Extract the records in full, leaving every picture out.

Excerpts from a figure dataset
________________________
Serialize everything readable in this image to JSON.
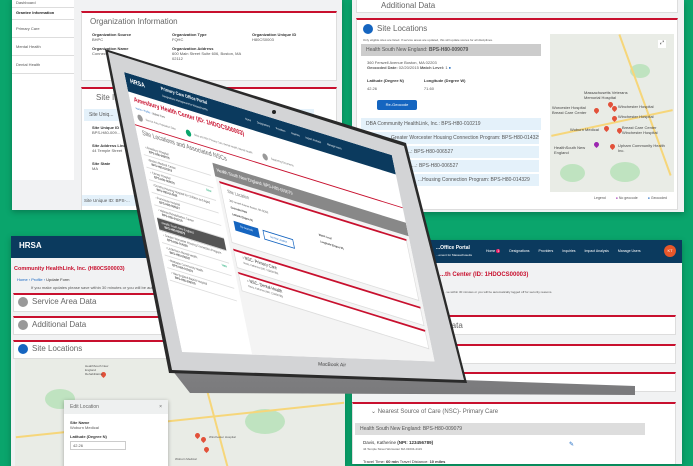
{
  "top_left": {
    "sidebar": [
      {
        "label": "Dashboard"
      },
      {
        "label": "Grantee Information",
        "active": true
      },
      {
        "label": "Primary Care"
      },
      {
        "label": "Mental Health"
      },
      {
        "label": "Dental Health"
      }
    ],
    "org_card": {
      "title": "Organization Information",
      "fields": [
        {
          "label": "Organization Source",
          "value": "BHPC"
        },
        {
          "label": "Organization Type",
          "value": "FQHC"
        },
        {
          "label": "Organization Unique ID",
          "value": "H80CS0003"
        },
        {
          "label": "Organization Name",
          "value": "Connecti..."
        },
        {
          "label": "Organization Address",
          "value": "600 Main Street Suite 606, Boston, MA 02112"
        }
      ]
    },
    "site_card": {
      "title": "Site In...",
      "row1": "Site Uniq...",
      "fields": [
        {
          "label": "Site Unique ID",
          "value": "BPS-H80-009..."
        },
        {
          "label": "Site Address Line",
          "value": "44 Temple Street"
        },
        {
          "label": "Site State",
          "value": "MA"
        }
      ],
      "row2": "Site Unique ID: BPS-..."
    }
  },
  "top_right": {
    "additional": "Additional Data",
    "site_locations": "Site Locations",
    "note": "Only eligible sites are listed. If service areas are updated, this will update scores for all disciplines.",
    "selected": {
      "name": "Health South New England:",
      "id": "BPS-H80-009079",
      "address": "360 Fenwell Avenue Boston, MA 02203",
      "geocoded_label": "Geocoded Date:",
      "geocoded": "02/20/2015",
      "match_label": "Match Level:",
      "match": "1",
      "lat_label": "Latitude (Degree N)",
      "lat": "42.26",
      "lon_label": "Longitude (Degree W)",
      "lon": "71.60",
      "button": "Re-Geocode"
    },
    "rows": [
      "DBA Community HealthLink, Inc.: BPS-H80-010219",
      "Greater Worcester Housing Connection Program: BPS-H80-014329",
      "...: BPS-H80-006527",
      "...: BPS-H80-006527",
      "...Housing Connection Program: BPS-H80-014329"
    ],
    "legend": {
      "label": "Legend",
      "no_geocode": "No geocode",
      "geocoded": "Geocoded"
    },
    "map_labels": [
      "Massachusetts Veterans Memorial Hospital",
      "Worcester Hospital Breast Care Center",
      "Winchester Hospital",
      "Winchester Hospital",
      "Breast Care Center Winchester Hospital",
      "Woburn Medical",
      "HealthSouth New England",
      "Upham Community Health Inc."
    ]
  },
  "laptop": {
    "portal": "Primary Care Office Portal",
    "subtitle": "Designations Management for Massachusetts",
    "nav": [
      "Home",
      "Designations",
      "Providers",
      "Inquiries",
      "Impact Analysis",
      "Manage Users"
    ],
    "title": "Amesbury Health Center (ID: 1HDOCS00003)",
    "breadcrumb": [
      "Home",
      "Profile",
      "Update Form"
    ],
    "steps": [
      "Service Area, Population Data",
      "Sites and NSC Primary Care, Dental Health, Mental Health",
      "Supporting Documents"
    ],
    "section": "Site Locations and Associated NSCs",
    "sites": [
      {
        "name": "Amesbury Hospital",
        "id": "BPS-H80-009079"
      },
      {
        "name": "Boston Medical Center",
        "id": "BPS-H80-010219"
      },
      {
        "name": "Carney Hospital",
        "id": "BPS-H80-009079",
        "badge": "New"
      },
      {
        "name": "Dorothy Housing Hospital for Children and Aged",
        "id": "BPS-H80-014329"
      },
      {
        "name": "Franciscan Hospital",
        "id": "BPS-H80-006527"
      },
      {
        "name": "Hebrew Rehabilitation Center",
        "id": "BPS-H80-010219"
      },
      {
        "name": "Health South New England",
        "id": "BPS-H80-009079",
        "active": true
      },
      {
        "name": "Greater Worcester Housing Connection Program",
        "id": "BPS-H80-014329"
      },
      {
        "name": "Lindemann Mental Health",
        "id": "BPS-H80-006527",
        "badge": "New"
      },
      {
        "name": "Mattapan Community Health",
        "id": "BPS-H80-010219"
      },
      {
        "name": "New England Baptist Hospital",
        "id": "BPS-H80-009079"
      }
    ],
    "detail_header": "Health South New England: BPS-H80-009079",
    "site_location": "Site Location",
    "address": "360 Fenwell Avenue Boston, MA 02203",
    "geocoded_date": "Geocoded Date",
    "match_level": "Match Level",
    "latitude": "Latitude (Degree N)",
    "longitude": "Longitude (Degree W)",
    "btn1": "Re-Geocode",
    "btn2": "Set Site Location",
    "nsc": [
      {
        "title": "NSC- Primary Care",
        "who": "Davis, Katherine (NPI: 123456789)"
      },
      {
        "title": "NSC- Dental Health",
        "who": "Davis, Katherine (NPI: 123456789)"
      }
    ],
    "brand": "MacBook Air"
  },
  "bottom_left": {
    "logo": "HRSA",
    "logo_sub": "Health Resources",
    "title": "Community HealthLink, Inc. (H80CS00003)",
    "breadcrumb": [
      "Home",
      "Profile",
      "Update Form"
    ],
    "note": "If you make updates please save within 30 minutes or you will be automatically logged off...",
    "cards": [
      "Service Area Data",
      "Additional Data",
      "Site Locations"
    ],
    "map_labels": [
      "HealthSouth New England Rehabilitation",
      "Woburn Medical",
      "Winchester Hospital"
    ],
    "dialog": {
      "title": "Edit Location",
      "site_label": "Site Name",
      "site": "Woburn Medical",
      "lat_label": "Latitude (Degree N)",
      "lat": "42.26"
    }
  },
  "bottom_right": {
    "portal": "...Office Portal",
    "subtitle": "...ement for Massachusetts",
    "nav": [
      "Home",
      "Designations",
      "Providers",
      "Inquiries",
      "Impact Analysis",
      "Manage Users"
    ],
    "home_badge": "1",
    "avatar": "KT",
    "title": "...th Center (ID: 1HDOCS00003)",
    "note": "...ve within 30 minutes or you will be automatically logged off for security reasons.",
    "card1": "...ata",
    "nsc_title": "Nearest Source of Care (NSC)- Primary Care",
    "row": "Health South New England: BPS-H80-009079",
    "provider": "Davis, Katherine",
    "npi": "(NPI: 123456789)",
    "address": "44 Temple Street Worcester MA 01604-4119",
    "travel_time_label": "Travel Time:",
    "travel_time": "60 min",
    "travel_dist_label": "Travel Distance:",
    "travel_dist": "10 miles"
  },
  "colors": {
    "background": "#0aa56c",
    "header": "#0b3a5e",
    "accent_red": "#c8102e",
    "button_blue": "#1565c0"
  }
}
________________________
:: FINISHED ANSWER ::
Serialize everything readable in this image to JSON.
{
  "top_left": {
    "sidebar": [
      {
        "label": "Dashboard"
      },
      {
        "label": "Grantee Information",
        "active": true
      },
      {
        "label": "Primary Care"
      },
      {
        "label": "Mental Health"
      },
      {
        "label": "Dental Health"
      }
    ],
    "org_card": {
      "title": "Organization Information",
      "fields": [
        {
          "label": "Organization Source",
          "value": "BHPC"
        },
        {
          "label": "Organization Type",
          "value": "FQHC"
        },
        {
          "label": "Organization Unique ID",
          "value": "H80CS0003"
        },
        {
          "label": "Organization Name",
          "value": "Connecti..."
        },
        {
          "label": "Organization Address",
          "value": "600 Main Street Suite 606, Boston, MA 02112"
        }
      ]
    },
    "site_card": {
      "title": "Site In...",
      "row1": "Site Uniq...",
      "fields": [
        {
          "label": "Site Unique ID",
          "value": "BPS-H80-009..."
        },
        {
          "label": "Site Address Line",
          "value": "44 Temple Street"
        },
        {
          "label": "Site State",
          "value": "MA"
        }
      ],
      "row2": "Site Unique ID: BPS-..."
    }
  },
  "top_right": {
    "additional": "Additional Data",
    "site_locations": "Site Locations",
    "note": "Only eligible sites are listed. If service areas are updated, this will update scores for all disciplines.",
    "selected": {
      "name": "Health South New England:",
      "id": "BPS-H80-009079",
      "address": "360 Fenwell Avenue Boston, MA 02203",
      "geocoded_label": "Geocoded Date:",
      "geocoded": "02/20/2015",
      "match_label": "Match Level:",
      "match": "1",
      "lat_label": "Latitude (Degree N)",
      "lat": "42.26",
      "lon_label": "Longitude (Degree W)",
      "lon": "71.60",
      "button": "Re-Geocode"
    },
    "rows": [
      "DBA Community HealthLink, Inc.: BPS-H80-010219",
      "Greater Worcester Housing Connection Program: BPS-H80-014329",
      "...: BPS-H80-006527",
      "...: BPS-H80-006527",
      "...Housing Connection Program: BPS-H80-014329"
    ],
    "legend": {
      "label": "Legend",
      "no_geocode": "No geocode",
      "geocoded": "Geocoded"
    },
    "map_labels": [
      "Massachusetts Veterans Memorial Hospital",
      "Worcester Hospital Breast Care Center",
      "Winchester Hospital",
      "Winchester Hospital",
      "Breast Care Center Winchester Hospital",
      "Woburn Medical",
      "HealthSouth New England",
      "Upham Community Health Inc."
    ]
  },
  "laptop": {
    "portal": "Primary Care Office Portal",
    "subtitle": "Designations Management for Massachusetts",
    "nav": [
      "Home",
      "Designations",
      "Providers",
      "Inquiries",
      "Impact Analysis",
      "Manage Users"
    ],
    "title": "Amesbury Health Center (ID: 1HDOCS00003)",
    "breadcrumb": [
      "Home",
      "Profile",
      "Update Form"
    ],
    "steps": [
      "Service Area, Population Data",
      "Sites and NSC Primary Care, Dental Health, Mental Health",
      "Supporting Documents"
    ],
    "section": "Site Locations and Associated NSCs",
    "sites": [
      {
        "name": "Amesbury Hospital",
        "id": "BPS-H80-009079"
      },
      {
        "name": "Boston Medical Center",
        "id": "BPS-H80-010219"
      },
      {
        "name": "Carney Hospital",
        "id": "BPS-H80-009079",
        "badge": "New"
      },
      {
        "name": "Dorothy Housing Hospital for Children and Aged",
        "id": "BPS-H80-014329"
      },
      {
        "name": "Franciscan Hospital",
        "id": "BPS-H80-006527"
      },
      {
        "name": "Hebrew Rehabilitation Center",
        "id": "BPS-H80-010219"
      },
      {
        "name": "Health South New England",
        "id": "BPS-H80-009079",
        "active": true
      },
      {
        "name": "Greater Worcester Housing Connection Program",
        "id": "BPS-H80-014329"
      },
      {
        "name": "Lindemann Mental Health",
        "id": "BPS-H80-006527",
        "badge": "New"
      },
      {
        "name": "Mattapan Community Health",
        "id": "BPS-H80-010219"
      },
      {
        "name": "New England Baptist Hospital",
        "id": "BPS-H80-009079"
      }
    ],
    "detail_header": "Health South New England: BPS-H80-009079",
    "site_location": "Site Location",
    "address": "360 Fenwell Avenue Boston, MA 02203",
    "geocoded_date": "Geocoded Date",
    "match_level": "Match Level",
    "latitude": "Latitude (Degree N)",
    "longitude": "Longitude (Degree W)",
    "btn1": "Re-Geocode",
    "btn2": "Set Site Location",
    "nsc": [
      {
        "title": "NSC- Primary Care",
        "who": "Davis, Katherine (NPI: 123456789)"
      },
      {
        "title": "NSC- Dental Health",
        "who": "Davis, Katherine (NPI: 123456789)"
      }
    ],
    "brand": "MacBook Air"
  },
  "bottom_left": {
    "logo": "HRSA",
    "logo_sub": "Health Resources",
    "title": "Community HealthLink, Inc. (H80CS00003)",
    "breadcrumb": [
      "Home",
      "Profile",
      "Update Form"
    ],
    "note": "If you make updates please save within 30 minutes or you will be automatically logged off...",
    "cards": [
      "Service Area Data",
      "Additional Data",
      "Site Locations"
    ],
    "map_labels": [
      "HealthSouth New England Rehabilitation",
      "Woburn Medical",
      "Winchester Hospital"
    ],
    "dialog": {
      "title": "Edit Location",
      "site_label": "Site Name",
      "site": "Woburn Medical",
      "lat_label": "Latitude (Degree N)",
      "lat": "42.26"
    }
  },
  "bottom_right": {
    "portal": "...Office Portal",
    "subtitle": "...ement for Massachusetts",
    "nav": [
      "Home",
      "Designations",
      "Providers",
      "Inquiries",
      "Impact Analysis",
      "Manage Users"
    ],
    "home_badge": "1",
    "avatar": "KT",
    "title": "...th Center (ID: 1HDOCS00003)",
    "note": "...ve within 30 minutes or you will be automatically logged off for security reasons.",
    "card1": "...ata",
    "nsc_title": "Nearest Source of Care (NSC)- Primary Care",
    "row": "Health South New England: BPS-H80-009079",
    "provider": "Davis, Katherine",
    "npi": "(NPI: 123456789)",
    "address": "44 Temple Street Worcester MA 01604-4119",
    "travel_time_label": "Travel Time:",
    "travel_time": "60 min",
    "travel_dist_label": "Travel Distance:",
    "travel_dist": "10 miles"
  },
  "colors": {
    "background": "#0aa56c",
    "header": "#0b3a5e",
    "accent_red": "#c8102e",
    "button_blue": "#1565c0"
  }
}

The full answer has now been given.